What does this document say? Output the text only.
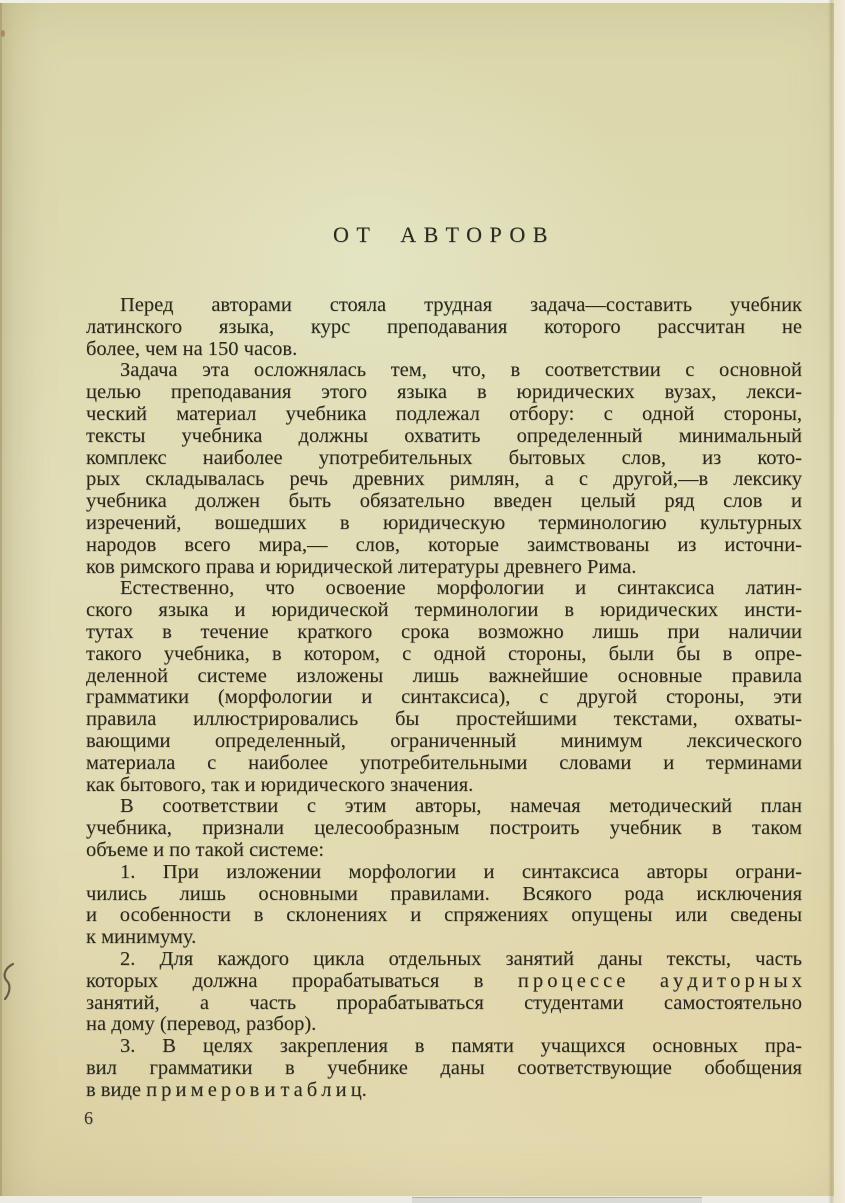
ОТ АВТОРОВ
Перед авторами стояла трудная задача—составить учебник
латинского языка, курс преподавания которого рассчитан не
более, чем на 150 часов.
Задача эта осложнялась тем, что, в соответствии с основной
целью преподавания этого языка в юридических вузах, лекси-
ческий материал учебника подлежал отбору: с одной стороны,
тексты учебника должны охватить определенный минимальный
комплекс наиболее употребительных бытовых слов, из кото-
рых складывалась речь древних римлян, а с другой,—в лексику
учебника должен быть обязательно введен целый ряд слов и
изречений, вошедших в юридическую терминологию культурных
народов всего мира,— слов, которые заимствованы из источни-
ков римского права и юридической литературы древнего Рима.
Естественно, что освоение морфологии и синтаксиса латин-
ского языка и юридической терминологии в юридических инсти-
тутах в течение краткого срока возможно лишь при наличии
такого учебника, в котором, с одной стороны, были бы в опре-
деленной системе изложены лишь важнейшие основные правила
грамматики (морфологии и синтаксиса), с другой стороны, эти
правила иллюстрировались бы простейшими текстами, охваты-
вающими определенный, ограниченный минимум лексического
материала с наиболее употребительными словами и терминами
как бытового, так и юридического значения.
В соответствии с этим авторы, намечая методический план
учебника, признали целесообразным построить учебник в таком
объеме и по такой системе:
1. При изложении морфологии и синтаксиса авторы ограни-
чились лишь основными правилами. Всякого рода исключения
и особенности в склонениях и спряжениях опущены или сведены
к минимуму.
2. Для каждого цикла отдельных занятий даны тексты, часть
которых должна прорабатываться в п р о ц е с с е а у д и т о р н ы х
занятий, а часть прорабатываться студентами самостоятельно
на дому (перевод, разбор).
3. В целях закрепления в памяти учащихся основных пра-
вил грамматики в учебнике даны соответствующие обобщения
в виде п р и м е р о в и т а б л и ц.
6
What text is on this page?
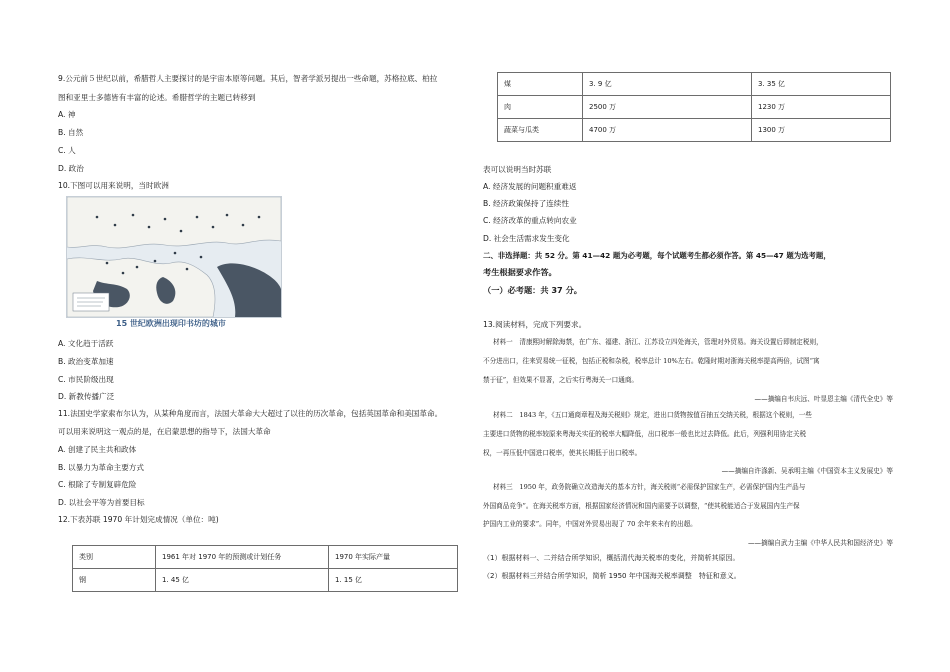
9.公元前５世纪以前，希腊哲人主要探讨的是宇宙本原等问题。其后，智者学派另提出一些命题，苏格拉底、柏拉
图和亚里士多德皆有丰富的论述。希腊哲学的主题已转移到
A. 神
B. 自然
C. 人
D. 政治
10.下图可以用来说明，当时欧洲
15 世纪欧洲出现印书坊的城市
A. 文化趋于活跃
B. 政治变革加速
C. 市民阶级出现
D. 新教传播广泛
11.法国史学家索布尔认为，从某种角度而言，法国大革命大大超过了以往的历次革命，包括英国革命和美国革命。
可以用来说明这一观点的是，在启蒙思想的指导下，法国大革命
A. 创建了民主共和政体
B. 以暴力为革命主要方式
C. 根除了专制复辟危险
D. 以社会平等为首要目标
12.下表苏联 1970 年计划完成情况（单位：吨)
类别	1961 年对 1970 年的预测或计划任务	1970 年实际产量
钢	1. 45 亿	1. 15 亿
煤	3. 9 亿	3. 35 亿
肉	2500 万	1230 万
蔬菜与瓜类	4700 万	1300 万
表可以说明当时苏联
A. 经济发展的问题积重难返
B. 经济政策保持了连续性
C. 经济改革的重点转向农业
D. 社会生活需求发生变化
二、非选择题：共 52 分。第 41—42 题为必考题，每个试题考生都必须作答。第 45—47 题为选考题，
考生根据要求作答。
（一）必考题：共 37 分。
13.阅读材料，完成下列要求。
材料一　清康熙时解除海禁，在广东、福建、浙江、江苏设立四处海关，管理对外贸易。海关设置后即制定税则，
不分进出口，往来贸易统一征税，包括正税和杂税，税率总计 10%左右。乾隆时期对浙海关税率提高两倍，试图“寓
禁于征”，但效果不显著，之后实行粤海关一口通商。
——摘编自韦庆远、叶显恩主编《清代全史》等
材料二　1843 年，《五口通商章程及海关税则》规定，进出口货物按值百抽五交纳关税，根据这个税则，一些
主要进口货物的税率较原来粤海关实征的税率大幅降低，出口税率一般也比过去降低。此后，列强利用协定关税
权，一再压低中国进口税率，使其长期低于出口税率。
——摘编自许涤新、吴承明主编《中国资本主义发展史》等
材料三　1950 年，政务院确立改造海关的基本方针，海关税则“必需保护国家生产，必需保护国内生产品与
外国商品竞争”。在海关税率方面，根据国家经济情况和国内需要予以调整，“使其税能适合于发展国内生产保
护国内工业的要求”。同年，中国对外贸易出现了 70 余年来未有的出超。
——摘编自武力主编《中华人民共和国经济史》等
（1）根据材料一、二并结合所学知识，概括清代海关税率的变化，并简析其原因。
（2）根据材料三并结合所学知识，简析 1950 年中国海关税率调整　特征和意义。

§

Look through the entries and return every line where "учебника" appears.

ческий материал учебника подлежал отбору: с одной стороны,
тексты учебника должны охватить определенный минимальный
учебника должен быть обязательно введен целый ряд слов и
такого учебника, в котором, с одной стороны, были бы в опре-
учебника, признали целесообразным построить учебник в таком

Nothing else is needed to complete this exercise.